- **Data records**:
►
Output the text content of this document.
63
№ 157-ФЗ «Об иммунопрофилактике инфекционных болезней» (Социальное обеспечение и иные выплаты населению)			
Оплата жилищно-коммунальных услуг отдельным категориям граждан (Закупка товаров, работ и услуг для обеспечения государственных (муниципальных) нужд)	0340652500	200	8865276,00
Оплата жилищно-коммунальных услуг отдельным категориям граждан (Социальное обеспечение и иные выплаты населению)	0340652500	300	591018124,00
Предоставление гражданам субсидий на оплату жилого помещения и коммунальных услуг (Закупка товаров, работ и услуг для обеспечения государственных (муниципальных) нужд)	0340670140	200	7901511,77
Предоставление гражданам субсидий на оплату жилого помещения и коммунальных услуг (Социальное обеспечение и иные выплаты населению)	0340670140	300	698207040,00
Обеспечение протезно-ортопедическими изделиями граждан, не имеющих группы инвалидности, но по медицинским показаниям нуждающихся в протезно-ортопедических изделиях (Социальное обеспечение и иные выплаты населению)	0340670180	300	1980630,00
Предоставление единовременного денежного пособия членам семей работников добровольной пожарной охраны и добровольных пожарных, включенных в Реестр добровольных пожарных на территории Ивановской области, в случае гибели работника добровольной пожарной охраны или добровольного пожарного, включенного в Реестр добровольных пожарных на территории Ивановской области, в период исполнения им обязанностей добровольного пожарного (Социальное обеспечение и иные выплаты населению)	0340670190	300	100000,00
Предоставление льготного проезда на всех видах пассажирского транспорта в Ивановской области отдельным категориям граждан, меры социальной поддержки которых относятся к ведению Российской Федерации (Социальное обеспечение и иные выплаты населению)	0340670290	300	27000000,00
◄
- **Task to carry out**: Write the entries again, exactly as they stand.

- **Expected answer**:
Output the text content of this document.
63
№ 157-ФЗ «Об иммунопрофилактике инфекционных болезней» (Социальное обеспечение и иные выплаты населению)			
Оплата жилищно-коммунальных услуг отдельным категориям граждан (Закупка товаров, работ и услуг для обеспечения государственных (муниципальных) нужд)	0340652500	200	8865276,00
Оплата жилищно-коммунальных услуг отдельным категориям граждан (Социальное обеспечение и иные выплаты населению)	0340652500	300	591018124,00
Предоставление гражданам субсидий на оплату жилого помещения и коммунальных услуг (Закупка товаров, работ и услуг для обеспечения государственных (муниципальных) нужд)	0340670140	200	7901511,77
Предоставление гражданам субсидий на оплату жилого помещения и коммунальных услуг (Социальное обеспечение и иные выплаты населению)	0340670140	300	698207040,00
Обеспечение протезно-ортопедическими изделиями граждан, не имеющих группы инвалидности, но по медицинским показаниям нуждающихся в протезно-ортопедических изделиях (Социальное обеспечение и иные выплаты населению)	0340670180	300	1980630,00
Предоставление единовременного денежного пособия членам семей работников добровольной пожарной охраны и добровольных пожарных, включенных в Реестр добровольных пожарных на территории Ивановской области, в случае гибели работника добровольной пожарной охраны или добровольного пожарного, включенного в Реестр добровольных пожарных на территории Ивановской области, в период исполнения им обязанностей добровольного пожарного (Социальное обеспечение и иные выплаты населению)	0340670190	300	100000,00
Предоставление льготного проезда на всех видах пассажирского транспорта в Ивановской области отдельным категориям граждан, меры социальной поддержки которых относятся к ведению Российской Федерации (Социальное обеспечение и иные выплаты населению)	0340670290	300	27000000,00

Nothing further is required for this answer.